--- Written request ---
Transcribe every line exactly. Leave the pictures behind.

--- Provided material ---
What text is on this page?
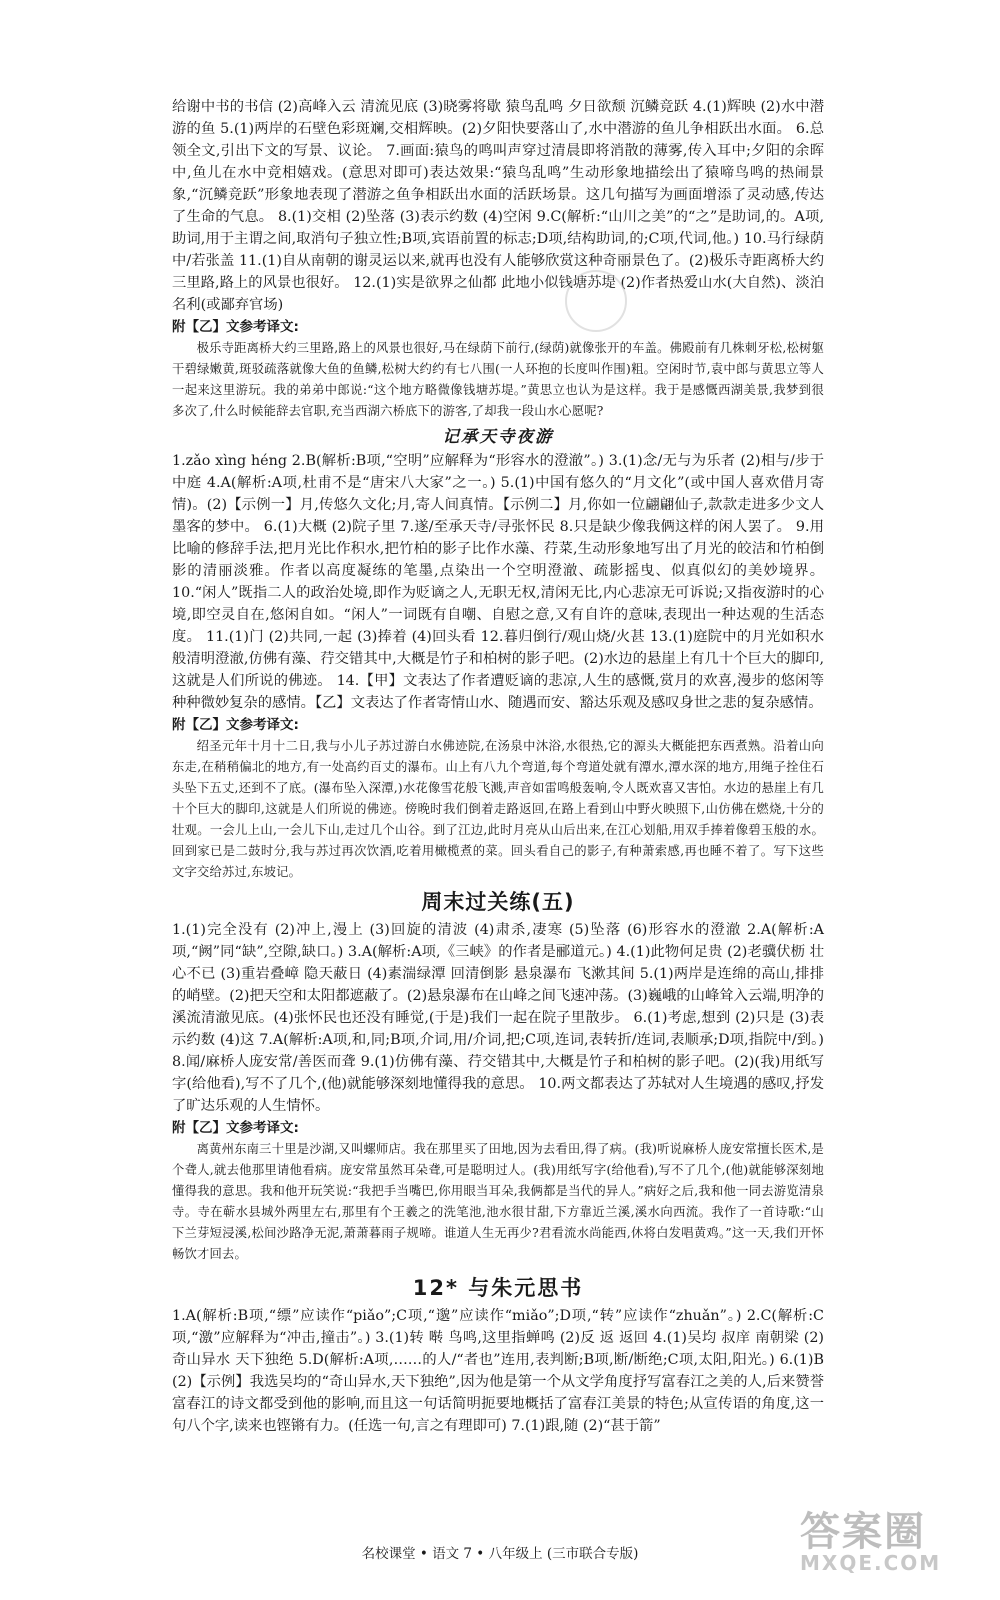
给谢中书的书信 (2)高峰入云 清流见底 (3)晓雾将歇 猿鸟乱鸣 夕日欲颓 沉鳞竞跃 4.(1)辉映 (2)水中潜游的鱼 5.(1)两岸的石壁色彩斑斓,交相辉映。(2)夕阳快要落山了,水中潜游的鱼儿争相跃出水面。 6.总领全文,引出下文的写景、议论。 7.画面:猿鸟的鸣叫声穿过清晨即将消散的薄雾,传入耳中;夕阳的余晖中,鱼儿在水中竞相嬉戏。(意思对即可)表达效果:“猿鸟乱鸣”生动形象地描绘出了猿啼鸟鸣的热闹景象,“沉鳞竞跃”形象地表现了潜游之鱼争相跃出水面的活跃场景。这几句描写为画面增添了灵动感,传达了生命的气息。 8.(1)交相 (2)坠落 (3)表示约数 (4)空闲 9.C(解析:“山川之美”的“之”是助词,的。A项,助词,用于主谓之间,取消句子独立性;B项,宾语前置的标志;D项,结构助词,的;C项,代词,他。) 10.马行绿荫中/若张盖 11.(1)自从南朝的谢灵运以来,就再也没有人能够欣赏这种奇丽景色了。(2)极乐寺距离桥大约三里路,路上的风景也很好。 12.(1)实是欲界之仙都 此地小似钱塘苏堤 (2)作者热爱山水(大自然)、淡泊名利(或鄙弃官场)

附【乙】文参考译文:

极乐寺距离桥大约三里路,路上的风景也很好,马在绿荫下前行,(绿荫)就像张开的车盖。佛殿前有几株刺牙松,松树躯干碧绿嫩黄,斑驳疏落就像大鱼的鱼鳞,松树大约约有七八围(一人环抱的长度叫作围)粗。空闲时节,袁中郎与黄思立等人一起来这里游玩。我的弟弟中郎说:“这个地方略微像钱塘苏堤。”黄思立也认为是这样。我于是感慨西湖美景,我梦到很多次了,什么时候能辞去官职,充当西湖六桥底下的游客,了却我一段山水心愿呢?

记承天寺夜游

1.zǎo xìng héng 2.B(解析:B项,“空明”应解释为“形容水的澄澈”。) 3.(1)念/无与为乐者 (2)相与/步于中庭 4.A(解析:A项,杜甫不是“唐宋八大家”之一。) 5.(1)中国有悠久的“月文化”(或中国人喜欢借月寄情)。(2)【示例一】月,传悠久文化;月,寄人间真情。【示例二】月,你如一位翩翩仙子,款款走进多少文人墨客的梦中。 6.(1)大概 (2)院子里 7.遂/至承天寺/寻张怀民 8.只是缺少像我俩这样的闲人罢了。 9.用比喻的修辞手法,把月光比作积水,把竹柏的影子比作水藻、荇菜,生动形象地写出了月光的皎洁和竹柏倒影的清丽淡雅。作者以高度凝练的笔墨,点染出一个空明澄澈、疏影摇曳、似真似幻的美妙境界。 10.“闲人”既指二人的政治处境,即作为贬谪之人,无职无权,清闲无比,内心悲凉无可诉说;又指夜游时的心境,即空灵自在,悠闲自如。“闲人”一词既有自嘲、自慰之意,又有自许的意味,表现出一种达观的生活态度。 11.(1)门 (2)共同,一起 (3)捧着 (4)回头看 12.暮归倒行/观山烧/火甚 13.(1)庭院中的月光如积水般清明澄澈,仿佛有藻、荇交错其中,大概是竹子和柏树的影子吧。(2)水边的悬崖上有几十个巨大的脚印,这就是人们所说的佛迹。 14.【甲】文表达了作者遭贬谪的悲凉,人生的感慨,赏月的欢喜,漫步的悠闲等种种微妙复杂的感情。【乙】文表达了作者寄情山水、随遇而安、豁达乐观及感叹身世之悲的复杂感情。

附【乙】文参考译文:

绍圣元年十月十二日,我与小儿子苏过游白水佛迹院,在汤泉中沐浴,水很热,它的源头大概能把东西煮熟。沿着山向东走,在稍稍偏北的地方,有一处高约百丈的瀑布。山上有八九个弯道,每个弯道处就有潭水,潭水深的地方,用绳子拴住石头坠下五丈,还到不了底。(瀑布坠入深潭,)水花像雪花般飞溅,声音如雷鸣般轰响,令人既欢喜又害怕。水边的悬崖上有几十个巨大的脚印,这就是人们所说的佛迹。傍晚时我们倒着走路返回,在路上看到山中野火映照下,山仿佛在燃烧,十分的壮观。一会儿上山,一会儿下山,走过几个山谷。到了江边,此时月亮从山后出来,在江心划船,用双手捧着像碧玉般的水。回到家已是二鼓时分,我与苏过再次饮酒,吃着用橄榄煮的菜。回头看自己的影子,有种萧索感,再也睡不着了。写下这些文字交给苏过,东坡记。

周末过关练(五)

1.(1)完全没有 (2)冲上,漫上 (3)回旋的清波 (4)肃杀,凄寒 (5)坠落 (6)形容水的澄澈 2.A(解析:A项,“阙”同“缺”,空隙,缺口。) 3.A(解析:A项,《三峡》的作者是郦道元。) 4.(1)此物何足贵 (2)老骥伏枥 壮心不已 (3)重岩叠嶂 隐天蔽日 (4)素湍绿潭 回清倒影 悬泉瀑布 飞漱其间 5.(1)两岸是连绵的高山,排排的峭壁。(2)把天空和太阳都遮蔽了。(2)悬泉瀑布在山峰之间飞速冲荡。(3)巍峨的山峰耸入云端,明净的溪流清澈见底。(4)张怀民也还没有睡觉,(于是)我们一起在院子里散步。 6.(1)考虑,想到 (2)只是 (3)表示约数 (4)这 7.A(解析:A项,和,同;B项,介词,用/介词,把;C项,连词,表转折/连词,表顺承;D项,指院中/到。) 8.闻/麻桥人庞安常/善医而聋 9.(1)仿佛有藻、荇交错其中,大概是竹子和柏树的影子吧。(2)(我)用纸写字(给他看),写不了几个,(他)就能够深刻地懂得我的意思。 10.两文都表达了苏轼对人生境遇的感叹,抒发了旷达乐观的人生情怀。

附【乙】文参考译文:

离黄州东南三十里是沙湖,又叫螺师店。我在那里买了田地,因为去看田,得了病。(我)听说麻桥人庞安常擅长医术,是个聋人,就去他那里请他看病。庞安常虽然耳朵聋,可是聪明过人。(我)用纸写字(给他看),写不了几个,(他)就能够深刻地懂得我的意思。我和他开玩笑说:“我把手当嘴巴,你用眼当耳朵,我俩都是当代的异人。”病好之后,我和他一同去游览清泉寺。寺在蕲水县城外两里左右,那里有个王羲之的洗笔池,池水很甘甜,下方靠近兰溪,溪水向西流。我作了一首诗歌:“山下兰芽短浸溪,松间沙路净无泥,萧萧暮雨子规啼。谁道人生无再少?君看流水尚能西,休将白发唱黄鸡。”这一天,我们开怀畅饮才回去。

12* 与朱元思书

1.A(解析:B项,“缥”应读作“piǎo”;C项,“邈”应读作“miǎo”;D项,“转”应读作“zhuǎn”。) 2.C(解析:C项,“激”应解释为“冲击,撞击”。) 3.(1)转 啭 鸟鸣,这里指蝉鸣 (2)反 返 返回 4.(1)吴均 叔庠 南朝梁 (2)奇山异水 天下独绝 5.D(解析:A项,……的人/“者也”连用,表判断;B项,断/断绝;C项,太阳,阳光。) 6.(1)B (2)【示例】我选吴均的“奇山异水,天下独绝”,因为他是第一个从文学角度抒写富春江之美的人,后来赞誉富春江的诗文都受到他的影响,而且这一句话简明扼要地概括了富春江美景的特色;从宣传语的角度,这一句八个字,读来也铿锵有力。(任选一句,言之有理即可) 7.(1)跟,随 (2)“甚于箭”

名校课堂 • 语文 7 • 八年级上 (三市联合专版)	答案圈
MXQE.COM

--- Exercise result ---
What text is on this page?
给谢中书的书信 (2)高峰入云 清流见底 (3)晓雾将歇 猿鸟乱鸣 夕日欲颓 沉鳞竞跃 4.(1)辉映 (2)水中潜游的鱼 5.(1)两岸的石壁色彩斑斓,交相辉映。(2)夕阳快要落山了,水中潜游的鱼儿争相跃出水面。 6.总领全文,引出下文的写景、议论。 7.画面:猿鸟的鸣叫声穿过清晨即将消散的薄雾,传入耳中;夕阳的余晖中,鱼儿在水中竞相嬉戏。(意思对即可)表达效果:“猿鸟乱鸣”生动形象地描绘出了猿啼鸟鸣的热闹景象,“沉鳞竞跃”形象地表现了潜游之鱼争相跃出水面的活跃场景。这几句描写为画面增添了灵动感,传达了生命的气息。 8.(1)交相 (2)坠落 (3)表示约数 (4)空闲 9.C(解析:“山川之美”的“之”是助词,的。A项,助词,用于主谓之间,取消句子独立性;B项,宾语前置的标志;D项,结构助词,的;C项,代词,他。) 10.马行绿荫中/若张盖 11.(1)自从南朝的谢灵运以来,就再也没有人能够欣赏这种奇丽景色了。(2)极乐寺距离桥大约三里路,路上的风景也很好。 12.(1)实是欲界之仙都 此地小似钱塘苏堤 (2)作者热爱山水(大自然)、淡泊名利(或鄙弃官场)

附【乙】文参考译文:

极乐寺距离桥大约三里路,路上的风景也很好,马在绿荫下前行,(绿荫)就像张开的车盖。佛殿前有几株刺牙松,松树躯干碧绿嫩黄,斑驳疏落就像大鱼的鱼鳞,松树大约约有七八围(一人环抱的长度叫作围)粗。空闲时节,袁中郎与黄思立等人一起来这里游玩。我的弟弟中郎说:“这个地方略微像钱塘苏堤。”黄思立也认为是这样。我于是感慨西湖美景,我梦到很多次了,什么时候能辞去官职,充当西湖六桥底下的游客,了却我一段山水心愿呢?

记承天寺夜游

1.zǎo xìng héng 2.B(解析:B项,“空明”应解释为“形容水的澄澈”。) 3.(1)念/无与为乐者 (2)相与/步于中庭 4.A(解析:A项,杜甫不是“唐宋八大家”之一。) 5.(1)中国有悠久的“月文化”(或中国人喜欢借月寄情)。(2)【示例一】月,传悠久文化;月,寄人间真情。【示例二】月,你如一位翩翩仙子,款款走进多少文人墨客的梦中。 6.(1)大概 (2)院子里 7.遂/至承天寺/寻张怀民 8.只是缺少像我俩这样的闲人罢了。 9.用比喻的修辞手法,把月光比作积水,把竹柏的影子比作水藻、荇菜,生动形象地写出了月光的皎洁和竹柏倒影的清丽淡雅。作者以高度凝练的笔墨,点染出一个空明澄澈、疏影摇曳、似真似幻的美妙境界。 10.“闲人”既指二人的政治处境,即作为贬谪之人,无职无权,清闲无比,内心悲凉无可诉说;又指夜游时的心境,即空灵自在,悠闲自如。“闲人”一词既有自嘲、自慰之意,又有自许的意味,表现出一种达观的生活态度。 11.(1)门 (2)共同,一起 (3)捧着 (4)回头看 12.暮归倒行/观山烧/火甚 13.(1)庭院中的月光如积水般清明澄澈,仿佛有藻、荇交错其中,大概是竹子和柏树的影子吧。(2)水边的悬崖上有几十个巨大的脚印,这就是人们所说的佛迹。 14.【甲】文表达了作者遭贬谪的悲凉,人生的感慨,赏月的欢喜,漫步的悠闲等种种微妙复杂的感情。【乙】文表达了作者寄情山水、随遇而安、豁达乐观及感叹身世之悲的复杂感情。

附【乙】文参考译文:

绍圣元年十月十二日,我与小儿子苏过游白水佛迹院,在汤泉中沐浴,水很热,它的源头大概能把东西煮熟。沿着山向东走,在稍稍偏北的地方,有一处高约百丈的瀑布。山上有八九个弯道,每个弯道处就有潭水,潭水深的地方,用绳子拴住石头坠下五丈,还到不了底。(瀑布坠入深潭,)水花像雪花般飞溅,声音如雷鸣般轰响,令人既欢喜又害怕。水边的悬崖上有几十个巨大的脚印,这就是人们所说的佛迹。傍晚时我们倒着走路返回,在路上看到山中野火映照下,山仿佛在燃烧,十分的壮观。一会儿上山,一会儿下山,走过几个山谷。到了江边,此时月亮从山后出来,在江心划船,用双手捧着像碧玉般的水。回到家已是二鼓时分,我与苏过再次饮酒,吃着用橄榄煮的菜。回头看自己的影子,有种萧索感,再也睡不着了。写下这些文字交给苏过,东坡记。

周末过关练(五)

1.(1)完全没有 (2)冲上,漫上 (3)回旋的清波 (4)肃杀,凄寒 (5)坠落 (6)形容水的澄澈 2.A(解析:A项,“阙”同“缺”,空隙,缺口。) 3.A(解析:A项,《三峡》的作者是郦道元。) 4.(1)此物何足贵 (2)老骥伏枥 壮心不已 (3)重岩叠嶂 隐天蔽日 (4)素湍绿潭 回清倒影 悬泉瀑布 飞漱其间 5.(1)两岸是连绵的高山,排排的峭壁。(2)把天空和太阳都遮蔽了。(2)悬泉瀑布在山峰之间飞速冲荡。(3)巍峨的山峰耸入云端,明净的溪流清澈见底。(4)张怀民也还没有睡觉,(于是)我们一起在院子里散步。 6.(1)考虑,想到 (2)只是 (3)表示约数 (4)这 7.A(解析:A项,和,同;B项,介词,用/介词,把;C项,连词,表转折/连词,表顺承;D项,指院中/到。) 8.闻/麻桥人庞安常/善医而聋 9.(1)仿佛有藻、荇交错其中,大概是竹子和柏树的影子吧。(2)(我)用纸写字(给他看),写不了几个,(他)就能够深刻地懂得我的意思。 10.两文都表达了苏轼对人生境遇的感叹,抒发了旷达乐观的人生情怀。

附【乙】文参考译文:

离黄州东南三十里是沙湖,又叫螺师店。我在那里买了田地,因为去看田,得了病。(我)听说麻桥人庞安常擅长医术,是个聋人,就去他那里请他看病。庞安常虽然耳朵聋,可是聪明过人。(我)用纸写字(给他看),写不了几个,(他)就能够深刻地懂得我的意思。我和他开玩笑说:“我把手当嘴巴,你用眼当耳朵,我俩都是当代的异人。”病好之后,我和他一同去游览清泉寺。寺在蕲水县城外两里左右,那里有个王羲之的洗笔池,池水很甘甜,下方靠近兰溪,溪水向西流。我作了一首诗歌:“山下兰芽短浸溪,松间沙路净无泥,萧萧暮雨子规啼。谁道人生无再少?君看流水尚能西,休将白发唱黄鸡。”这一天,我们开怀畅饮才回去。

12* 与朱元思书

1.A(解析:B项,“缥”应读作“piǎo”;C项,“邈”应读作“miǎo”;D项,“转”应读作“zhuǎn”。) 2.C(解析:C项,“激”应解释为“冲击,撞击”。) 3.(1)转 啭 鸟鸣,这里指蝉鸣 (2)反 返 返回 4.(1)吴均 叔庠 南朝梁 (2)奇山异水 天下独绝 5.D(解析:A项,……的人/“者也”连用,表判断;B项,断/断绝;C项,太阳,阳光。) 6.(1)B (2)【示例】我选吴均的“奇山异水,天下独绝”,因为他是第一个从文学角度抒写富春江之美的人,后来赞誉富春江的诗文都受到他的影响,而且这一句话简明扼要地概括了富春江美景的特色;从宣传语的角度,这一句八个字,读来也铿锵有力。(任选一句,言之有理即可) 7.(1)跟,随 (2)“甚于箭”

名校课堂 • 语文 7 • 八年级上 (三市联合专版)	答案圈
MXQE.COM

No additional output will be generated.